■ Stated exercise ■
Each line that contains the string "falownika" counts once; report how many such lines appear in the data, as a number only.

■ Material to process ■
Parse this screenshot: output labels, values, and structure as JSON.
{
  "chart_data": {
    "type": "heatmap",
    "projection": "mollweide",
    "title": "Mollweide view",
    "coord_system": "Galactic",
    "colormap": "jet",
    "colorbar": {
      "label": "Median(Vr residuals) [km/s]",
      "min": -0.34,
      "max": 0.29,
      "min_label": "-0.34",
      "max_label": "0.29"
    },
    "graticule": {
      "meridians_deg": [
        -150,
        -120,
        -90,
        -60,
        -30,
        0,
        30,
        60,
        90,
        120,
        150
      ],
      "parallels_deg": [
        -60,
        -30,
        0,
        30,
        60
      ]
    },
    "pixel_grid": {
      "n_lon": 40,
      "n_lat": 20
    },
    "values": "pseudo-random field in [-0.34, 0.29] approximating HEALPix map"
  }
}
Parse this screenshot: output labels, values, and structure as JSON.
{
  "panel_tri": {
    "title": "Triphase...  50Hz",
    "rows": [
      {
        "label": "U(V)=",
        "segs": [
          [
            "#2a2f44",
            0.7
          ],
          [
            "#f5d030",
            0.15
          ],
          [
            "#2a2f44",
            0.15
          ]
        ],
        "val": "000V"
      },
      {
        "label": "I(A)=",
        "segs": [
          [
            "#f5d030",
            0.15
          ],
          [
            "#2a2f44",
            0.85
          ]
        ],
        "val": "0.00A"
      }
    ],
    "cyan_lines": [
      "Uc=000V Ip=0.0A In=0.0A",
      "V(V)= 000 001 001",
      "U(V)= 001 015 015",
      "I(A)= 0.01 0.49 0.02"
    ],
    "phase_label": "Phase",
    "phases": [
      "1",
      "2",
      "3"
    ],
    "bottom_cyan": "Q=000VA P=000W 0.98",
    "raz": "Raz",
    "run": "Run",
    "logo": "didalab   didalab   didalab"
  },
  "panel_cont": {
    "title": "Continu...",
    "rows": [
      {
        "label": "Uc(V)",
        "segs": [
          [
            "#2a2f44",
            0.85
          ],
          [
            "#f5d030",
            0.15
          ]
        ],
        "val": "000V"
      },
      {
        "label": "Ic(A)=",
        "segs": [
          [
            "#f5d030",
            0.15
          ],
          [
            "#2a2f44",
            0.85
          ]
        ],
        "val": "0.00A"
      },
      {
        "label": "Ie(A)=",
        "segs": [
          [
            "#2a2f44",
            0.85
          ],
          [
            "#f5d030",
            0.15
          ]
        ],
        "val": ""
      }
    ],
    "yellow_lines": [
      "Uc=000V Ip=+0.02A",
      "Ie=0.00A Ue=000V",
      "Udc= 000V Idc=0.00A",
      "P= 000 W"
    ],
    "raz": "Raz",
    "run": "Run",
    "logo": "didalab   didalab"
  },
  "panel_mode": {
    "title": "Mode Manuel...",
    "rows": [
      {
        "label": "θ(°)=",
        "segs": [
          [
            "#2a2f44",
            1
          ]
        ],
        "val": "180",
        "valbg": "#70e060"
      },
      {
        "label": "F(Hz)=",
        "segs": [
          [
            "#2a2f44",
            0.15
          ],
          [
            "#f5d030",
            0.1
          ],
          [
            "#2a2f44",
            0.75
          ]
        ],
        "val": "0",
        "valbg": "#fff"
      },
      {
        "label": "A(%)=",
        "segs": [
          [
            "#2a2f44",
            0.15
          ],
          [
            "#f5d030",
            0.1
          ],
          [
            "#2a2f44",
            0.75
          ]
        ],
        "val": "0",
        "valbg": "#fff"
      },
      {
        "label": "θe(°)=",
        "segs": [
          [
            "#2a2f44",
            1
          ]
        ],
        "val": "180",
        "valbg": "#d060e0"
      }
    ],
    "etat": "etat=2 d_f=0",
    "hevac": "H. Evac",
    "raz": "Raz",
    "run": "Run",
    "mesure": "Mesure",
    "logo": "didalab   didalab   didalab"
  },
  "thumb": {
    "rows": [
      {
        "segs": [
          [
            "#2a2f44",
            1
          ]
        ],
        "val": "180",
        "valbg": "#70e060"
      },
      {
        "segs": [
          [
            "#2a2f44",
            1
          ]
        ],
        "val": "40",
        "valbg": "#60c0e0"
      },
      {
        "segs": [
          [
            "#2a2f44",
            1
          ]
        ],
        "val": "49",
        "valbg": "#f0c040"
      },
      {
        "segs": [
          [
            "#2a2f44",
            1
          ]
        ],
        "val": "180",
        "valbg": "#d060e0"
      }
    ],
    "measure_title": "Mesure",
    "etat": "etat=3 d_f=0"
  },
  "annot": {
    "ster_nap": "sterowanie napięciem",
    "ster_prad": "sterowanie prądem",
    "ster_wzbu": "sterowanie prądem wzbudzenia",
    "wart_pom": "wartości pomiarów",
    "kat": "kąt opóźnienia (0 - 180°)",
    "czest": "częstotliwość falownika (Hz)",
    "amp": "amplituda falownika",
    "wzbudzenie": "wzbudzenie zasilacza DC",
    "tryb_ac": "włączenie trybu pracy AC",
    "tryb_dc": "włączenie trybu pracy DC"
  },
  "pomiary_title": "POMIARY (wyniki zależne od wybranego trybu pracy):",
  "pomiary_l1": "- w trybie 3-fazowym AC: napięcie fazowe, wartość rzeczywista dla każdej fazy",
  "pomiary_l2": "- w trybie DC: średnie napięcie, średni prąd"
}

■ Solution for this task ■
2